> [Work to be completed]:
Please write out, word for word, the stretch of the records below from their very start through the line containing "annotation-box-jre <box>460 388 640 452</box>", with both ends included.

> [Record set]:
^^^^

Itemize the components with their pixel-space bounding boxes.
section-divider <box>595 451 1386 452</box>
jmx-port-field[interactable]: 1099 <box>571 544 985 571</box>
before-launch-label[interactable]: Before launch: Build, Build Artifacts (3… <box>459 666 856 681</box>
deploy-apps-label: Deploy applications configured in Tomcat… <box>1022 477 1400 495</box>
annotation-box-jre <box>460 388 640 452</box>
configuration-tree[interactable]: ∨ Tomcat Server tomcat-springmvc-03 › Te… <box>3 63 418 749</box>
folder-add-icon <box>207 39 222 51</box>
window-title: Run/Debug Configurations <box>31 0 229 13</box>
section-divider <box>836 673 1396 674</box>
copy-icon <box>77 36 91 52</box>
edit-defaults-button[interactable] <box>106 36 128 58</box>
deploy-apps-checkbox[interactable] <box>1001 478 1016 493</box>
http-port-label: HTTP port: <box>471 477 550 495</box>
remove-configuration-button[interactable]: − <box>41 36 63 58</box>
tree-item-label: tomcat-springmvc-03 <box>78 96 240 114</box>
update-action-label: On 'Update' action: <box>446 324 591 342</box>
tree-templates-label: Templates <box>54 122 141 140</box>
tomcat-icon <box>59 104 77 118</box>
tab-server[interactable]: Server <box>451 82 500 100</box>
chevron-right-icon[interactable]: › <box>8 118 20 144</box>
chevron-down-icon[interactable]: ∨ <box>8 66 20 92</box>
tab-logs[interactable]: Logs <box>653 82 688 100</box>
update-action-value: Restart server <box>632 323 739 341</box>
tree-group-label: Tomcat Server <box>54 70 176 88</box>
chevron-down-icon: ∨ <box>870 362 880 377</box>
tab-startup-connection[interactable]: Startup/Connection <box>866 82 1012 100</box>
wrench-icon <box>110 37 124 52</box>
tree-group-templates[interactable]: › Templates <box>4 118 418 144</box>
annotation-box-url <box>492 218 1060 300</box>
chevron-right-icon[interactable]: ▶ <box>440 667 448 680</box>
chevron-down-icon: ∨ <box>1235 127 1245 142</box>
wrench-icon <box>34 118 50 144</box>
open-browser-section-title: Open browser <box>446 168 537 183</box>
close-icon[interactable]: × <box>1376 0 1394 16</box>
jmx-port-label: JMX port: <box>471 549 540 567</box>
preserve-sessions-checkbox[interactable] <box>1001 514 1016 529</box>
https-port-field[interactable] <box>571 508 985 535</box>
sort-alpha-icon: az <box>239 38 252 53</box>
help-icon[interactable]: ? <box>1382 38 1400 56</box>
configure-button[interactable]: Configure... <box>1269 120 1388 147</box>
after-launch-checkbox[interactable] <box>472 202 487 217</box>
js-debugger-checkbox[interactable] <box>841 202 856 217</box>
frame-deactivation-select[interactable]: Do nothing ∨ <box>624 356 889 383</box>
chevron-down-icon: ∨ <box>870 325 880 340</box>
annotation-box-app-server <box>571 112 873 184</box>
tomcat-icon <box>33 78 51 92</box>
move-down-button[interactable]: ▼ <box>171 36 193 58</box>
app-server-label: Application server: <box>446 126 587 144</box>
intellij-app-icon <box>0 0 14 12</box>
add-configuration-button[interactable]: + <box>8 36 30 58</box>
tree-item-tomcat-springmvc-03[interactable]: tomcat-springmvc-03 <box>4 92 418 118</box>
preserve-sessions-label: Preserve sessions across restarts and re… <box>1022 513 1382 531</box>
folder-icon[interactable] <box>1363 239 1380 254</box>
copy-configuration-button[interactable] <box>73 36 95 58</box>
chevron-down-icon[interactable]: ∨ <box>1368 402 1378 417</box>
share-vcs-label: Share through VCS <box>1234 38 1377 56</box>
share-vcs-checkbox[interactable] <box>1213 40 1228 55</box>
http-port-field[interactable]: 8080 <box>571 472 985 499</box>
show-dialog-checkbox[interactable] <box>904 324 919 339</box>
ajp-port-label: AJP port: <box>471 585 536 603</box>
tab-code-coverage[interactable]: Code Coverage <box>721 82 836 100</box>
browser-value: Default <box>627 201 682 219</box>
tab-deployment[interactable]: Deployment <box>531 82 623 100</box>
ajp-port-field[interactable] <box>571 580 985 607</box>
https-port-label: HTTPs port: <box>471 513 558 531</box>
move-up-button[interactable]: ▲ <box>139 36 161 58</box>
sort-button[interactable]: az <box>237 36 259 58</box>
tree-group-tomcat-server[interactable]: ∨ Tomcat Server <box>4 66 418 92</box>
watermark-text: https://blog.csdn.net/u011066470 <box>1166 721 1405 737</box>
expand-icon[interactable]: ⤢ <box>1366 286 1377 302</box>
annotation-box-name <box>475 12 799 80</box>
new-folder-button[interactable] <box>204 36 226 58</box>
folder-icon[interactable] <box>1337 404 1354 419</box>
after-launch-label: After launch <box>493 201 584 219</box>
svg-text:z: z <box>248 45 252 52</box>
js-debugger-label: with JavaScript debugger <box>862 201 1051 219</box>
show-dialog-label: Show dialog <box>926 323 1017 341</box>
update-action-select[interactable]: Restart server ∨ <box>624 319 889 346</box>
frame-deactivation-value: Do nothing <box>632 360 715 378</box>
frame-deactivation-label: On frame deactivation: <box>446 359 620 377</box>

^^^^

> [Solved exercise]:
Itemize the components with their pixel-space bounding boxes.
section-divider <box>595 451 1386 452</box>
jmx-port-field[interactable]: 1099 <box>571 544 985 571</box>
before-launch-label[interactable]: Before launch: Build, Build Artifacts (3… <box>459 666 856 681</box>
deploy-apps-label: Deploy applications configured in Tomcat… <box>1022 477 1400 495</box>
annotation-box-jre <box>460 388 640 452</box>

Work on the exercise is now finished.